* **EXERCISE**
Could you put the lines of the entries, from the start through the line containing "hedge-maze (677, 292, 1071, 695)", into a Markdown table with the columns Row and Text, numbering each line and leaving out blank ones?

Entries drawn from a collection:
━━━

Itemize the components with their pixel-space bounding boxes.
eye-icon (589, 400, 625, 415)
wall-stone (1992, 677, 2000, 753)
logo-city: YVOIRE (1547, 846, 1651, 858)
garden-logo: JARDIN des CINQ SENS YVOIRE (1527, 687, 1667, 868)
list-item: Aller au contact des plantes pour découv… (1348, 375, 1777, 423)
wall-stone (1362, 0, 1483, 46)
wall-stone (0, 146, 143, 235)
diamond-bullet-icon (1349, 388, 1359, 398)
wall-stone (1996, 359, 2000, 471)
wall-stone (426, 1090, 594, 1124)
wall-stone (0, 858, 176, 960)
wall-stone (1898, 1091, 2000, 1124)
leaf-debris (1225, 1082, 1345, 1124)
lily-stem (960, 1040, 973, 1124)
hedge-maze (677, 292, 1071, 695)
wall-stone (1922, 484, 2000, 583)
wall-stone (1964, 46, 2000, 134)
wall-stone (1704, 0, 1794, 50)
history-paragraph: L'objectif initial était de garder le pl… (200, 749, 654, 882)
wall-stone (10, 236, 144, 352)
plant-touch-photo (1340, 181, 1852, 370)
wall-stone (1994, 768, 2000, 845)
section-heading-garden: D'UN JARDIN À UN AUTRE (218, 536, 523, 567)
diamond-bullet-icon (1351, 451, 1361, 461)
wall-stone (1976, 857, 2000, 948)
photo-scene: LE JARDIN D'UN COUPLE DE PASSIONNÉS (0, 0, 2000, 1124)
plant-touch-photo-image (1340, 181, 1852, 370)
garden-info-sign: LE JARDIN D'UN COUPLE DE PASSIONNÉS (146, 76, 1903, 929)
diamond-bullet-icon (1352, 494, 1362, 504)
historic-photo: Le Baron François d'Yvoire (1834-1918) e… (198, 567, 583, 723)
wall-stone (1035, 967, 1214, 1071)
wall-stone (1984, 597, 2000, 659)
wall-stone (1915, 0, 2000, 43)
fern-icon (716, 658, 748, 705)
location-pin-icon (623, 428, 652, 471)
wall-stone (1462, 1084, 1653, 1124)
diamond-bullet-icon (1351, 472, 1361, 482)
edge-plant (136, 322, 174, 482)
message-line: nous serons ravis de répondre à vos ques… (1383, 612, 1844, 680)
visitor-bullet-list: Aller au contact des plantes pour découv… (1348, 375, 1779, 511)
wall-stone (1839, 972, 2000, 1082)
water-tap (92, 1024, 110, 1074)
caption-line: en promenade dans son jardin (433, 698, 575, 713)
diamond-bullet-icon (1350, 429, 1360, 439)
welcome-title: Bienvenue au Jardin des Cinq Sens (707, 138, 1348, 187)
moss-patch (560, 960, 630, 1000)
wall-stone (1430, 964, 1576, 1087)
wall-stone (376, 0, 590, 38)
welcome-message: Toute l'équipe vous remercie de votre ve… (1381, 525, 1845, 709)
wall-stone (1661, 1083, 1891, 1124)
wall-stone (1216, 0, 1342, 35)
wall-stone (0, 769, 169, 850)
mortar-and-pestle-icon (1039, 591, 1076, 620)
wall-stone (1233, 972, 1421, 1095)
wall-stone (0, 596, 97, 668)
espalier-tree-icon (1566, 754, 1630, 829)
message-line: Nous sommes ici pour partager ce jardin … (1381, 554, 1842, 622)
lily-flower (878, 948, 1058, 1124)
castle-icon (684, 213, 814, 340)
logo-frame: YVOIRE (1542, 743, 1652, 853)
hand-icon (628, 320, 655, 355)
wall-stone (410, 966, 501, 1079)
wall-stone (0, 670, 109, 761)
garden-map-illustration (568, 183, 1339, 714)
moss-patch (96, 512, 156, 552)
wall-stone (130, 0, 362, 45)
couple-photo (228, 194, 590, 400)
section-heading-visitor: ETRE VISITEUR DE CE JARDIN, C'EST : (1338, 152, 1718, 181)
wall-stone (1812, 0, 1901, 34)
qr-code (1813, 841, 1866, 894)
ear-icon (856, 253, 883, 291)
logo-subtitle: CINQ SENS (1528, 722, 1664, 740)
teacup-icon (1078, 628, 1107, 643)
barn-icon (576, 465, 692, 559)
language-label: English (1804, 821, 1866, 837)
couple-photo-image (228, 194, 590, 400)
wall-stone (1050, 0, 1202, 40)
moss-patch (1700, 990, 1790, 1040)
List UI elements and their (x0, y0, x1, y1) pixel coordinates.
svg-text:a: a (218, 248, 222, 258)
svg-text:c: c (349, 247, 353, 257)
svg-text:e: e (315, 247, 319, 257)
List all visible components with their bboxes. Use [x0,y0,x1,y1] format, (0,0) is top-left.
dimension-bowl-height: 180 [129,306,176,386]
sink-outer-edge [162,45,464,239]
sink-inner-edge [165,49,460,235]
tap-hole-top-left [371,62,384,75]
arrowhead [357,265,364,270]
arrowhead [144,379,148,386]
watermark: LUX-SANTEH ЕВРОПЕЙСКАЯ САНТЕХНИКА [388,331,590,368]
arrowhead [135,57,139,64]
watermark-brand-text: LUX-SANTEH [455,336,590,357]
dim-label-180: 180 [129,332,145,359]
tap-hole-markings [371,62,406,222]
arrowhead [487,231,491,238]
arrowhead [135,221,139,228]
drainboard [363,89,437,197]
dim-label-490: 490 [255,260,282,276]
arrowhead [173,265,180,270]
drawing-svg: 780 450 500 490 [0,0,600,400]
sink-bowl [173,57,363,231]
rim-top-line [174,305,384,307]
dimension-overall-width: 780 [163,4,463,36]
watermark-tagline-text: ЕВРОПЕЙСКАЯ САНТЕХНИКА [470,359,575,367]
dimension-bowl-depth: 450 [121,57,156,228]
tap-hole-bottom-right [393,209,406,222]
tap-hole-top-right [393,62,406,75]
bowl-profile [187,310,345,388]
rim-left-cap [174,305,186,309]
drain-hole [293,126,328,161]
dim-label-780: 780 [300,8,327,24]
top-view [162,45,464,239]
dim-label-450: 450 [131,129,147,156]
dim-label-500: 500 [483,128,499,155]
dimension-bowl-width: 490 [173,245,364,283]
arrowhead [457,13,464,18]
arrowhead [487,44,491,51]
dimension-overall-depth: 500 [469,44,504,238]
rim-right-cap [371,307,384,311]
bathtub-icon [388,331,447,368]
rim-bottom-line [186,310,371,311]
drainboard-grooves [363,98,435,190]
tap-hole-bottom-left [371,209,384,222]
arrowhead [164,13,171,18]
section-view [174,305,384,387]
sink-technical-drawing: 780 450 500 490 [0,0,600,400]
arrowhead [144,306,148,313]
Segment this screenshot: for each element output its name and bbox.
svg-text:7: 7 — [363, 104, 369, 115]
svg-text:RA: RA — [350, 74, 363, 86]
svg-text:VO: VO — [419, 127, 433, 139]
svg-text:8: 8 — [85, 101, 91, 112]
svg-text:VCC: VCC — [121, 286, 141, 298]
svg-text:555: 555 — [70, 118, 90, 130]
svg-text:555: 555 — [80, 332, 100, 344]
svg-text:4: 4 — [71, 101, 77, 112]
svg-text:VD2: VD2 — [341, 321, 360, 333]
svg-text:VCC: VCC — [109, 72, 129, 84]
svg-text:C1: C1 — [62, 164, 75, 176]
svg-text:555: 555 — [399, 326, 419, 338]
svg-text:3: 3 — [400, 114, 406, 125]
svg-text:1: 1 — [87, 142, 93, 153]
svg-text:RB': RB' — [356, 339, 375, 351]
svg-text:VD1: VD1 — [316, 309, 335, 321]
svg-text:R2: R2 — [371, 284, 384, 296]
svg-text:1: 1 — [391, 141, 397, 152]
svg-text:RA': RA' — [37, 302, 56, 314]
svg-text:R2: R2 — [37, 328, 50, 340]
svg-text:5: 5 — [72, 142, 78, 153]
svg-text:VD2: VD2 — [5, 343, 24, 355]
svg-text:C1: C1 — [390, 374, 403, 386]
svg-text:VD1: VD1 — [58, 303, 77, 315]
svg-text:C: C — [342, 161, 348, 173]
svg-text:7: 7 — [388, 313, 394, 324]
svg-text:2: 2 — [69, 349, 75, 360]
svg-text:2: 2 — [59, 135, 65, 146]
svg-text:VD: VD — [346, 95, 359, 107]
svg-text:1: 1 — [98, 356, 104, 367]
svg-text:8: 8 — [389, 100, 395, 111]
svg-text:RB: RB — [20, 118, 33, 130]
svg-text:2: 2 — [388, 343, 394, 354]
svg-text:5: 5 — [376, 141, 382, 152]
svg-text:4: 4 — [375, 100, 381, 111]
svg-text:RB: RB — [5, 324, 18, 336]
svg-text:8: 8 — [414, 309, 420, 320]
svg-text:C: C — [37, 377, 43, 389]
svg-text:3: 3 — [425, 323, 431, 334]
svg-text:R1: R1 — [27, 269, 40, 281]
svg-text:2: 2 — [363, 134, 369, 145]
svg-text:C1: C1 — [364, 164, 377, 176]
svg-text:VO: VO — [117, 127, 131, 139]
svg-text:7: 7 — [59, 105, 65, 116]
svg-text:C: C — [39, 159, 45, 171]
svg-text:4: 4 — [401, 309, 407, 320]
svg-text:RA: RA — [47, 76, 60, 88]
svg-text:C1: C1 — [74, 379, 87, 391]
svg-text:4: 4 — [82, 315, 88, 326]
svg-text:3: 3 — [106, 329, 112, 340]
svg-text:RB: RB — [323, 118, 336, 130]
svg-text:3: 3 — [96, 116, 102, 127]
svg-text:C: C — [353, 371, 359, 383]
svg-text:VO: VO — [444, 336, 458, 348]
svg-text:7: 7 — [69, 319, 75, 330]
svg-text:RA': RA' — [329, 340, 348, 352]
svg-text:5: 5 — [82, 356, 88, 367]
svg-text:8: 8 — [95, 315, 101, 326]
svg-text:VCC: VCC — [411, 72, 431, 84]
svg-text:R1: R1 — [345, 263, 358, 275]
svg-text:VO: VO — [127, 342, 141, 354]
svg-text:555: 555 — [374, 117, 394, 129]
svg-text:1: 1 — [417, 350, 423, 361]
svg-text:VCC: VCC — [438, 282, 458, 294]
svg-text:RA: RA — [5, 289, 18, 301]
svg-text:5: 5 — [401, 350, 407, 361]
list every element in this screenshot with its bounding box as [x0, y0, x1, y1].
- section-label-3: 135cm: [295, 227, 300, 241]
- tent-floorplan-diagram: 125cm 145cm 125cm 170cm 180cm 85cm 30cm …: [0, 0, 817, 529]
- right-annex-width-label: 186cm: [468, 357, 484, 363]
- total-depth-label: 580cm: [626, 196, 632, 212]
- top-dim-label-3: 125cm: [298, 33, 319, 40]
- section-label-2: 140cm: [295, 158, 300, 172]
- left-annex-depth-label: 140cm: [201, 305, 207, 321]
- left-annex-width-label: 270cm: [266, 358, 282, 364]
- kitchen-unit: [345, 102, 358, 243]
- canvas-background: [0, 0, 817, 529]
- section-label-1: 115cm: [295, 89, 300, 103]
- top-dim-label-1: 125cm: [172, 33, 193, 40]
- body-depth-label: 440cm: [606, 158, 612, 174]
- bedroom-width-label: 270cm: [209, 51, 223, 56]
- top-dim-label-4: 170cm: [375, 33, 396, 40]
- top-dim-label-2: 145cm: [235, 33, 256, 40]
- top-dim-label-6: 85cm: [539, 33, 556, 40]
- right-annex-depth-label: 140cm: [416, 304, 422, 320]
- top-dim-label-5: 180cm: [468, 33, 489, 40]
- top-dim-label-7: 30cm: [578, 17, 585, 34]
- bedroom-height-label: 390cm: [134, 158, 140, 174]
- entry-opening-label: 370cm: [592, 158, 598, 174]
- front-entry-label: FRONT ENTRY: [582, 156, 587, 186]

━━━

* **RESPONSE BELOW**
| Row | Text |
|---|---|
| 1 | Itemize the components with their pixel-space bounding boxes. |
| 2 | eye-icon (589, 400, 625, 415) |
| 3 | wall-stone (1992, 677, 2000, 753) |
| 4 | logo-city: YVOIRE (1547, 846, 1651, 858) |
| 5 | garden-logo: JARDIN des CINQ SENS YVOIRE (1527, 687, 1667, 868) |
| 6 | list-item: Aller au contact des plantes pour découv… (1348, 375, 1777, 423) |
| 7 | wall-stone (1362, 0, 1483, 46) |
| 8 | wall-stone (0, 146, 143, 235) |
| 9 | diamond-bullet-icon (1349, 388, 1359, 398) |
| 10 | wall-stone (1996, 359, 2000, 471) |
| 11 | wall-stone (426, 1090, 594, 1124) |
| 12 | wall-stone (0, 858, 176, 960) |
| 13 | wall-stone (1898, 1091, 2000, 1124) |
| 14 | leaf-debris (1225, 1082, 1345, 1124) |
| 15 | lily-stem (960, 1040, 973, 1124) |
| 16 | hedge-maze (677, 292, 1071, 695) |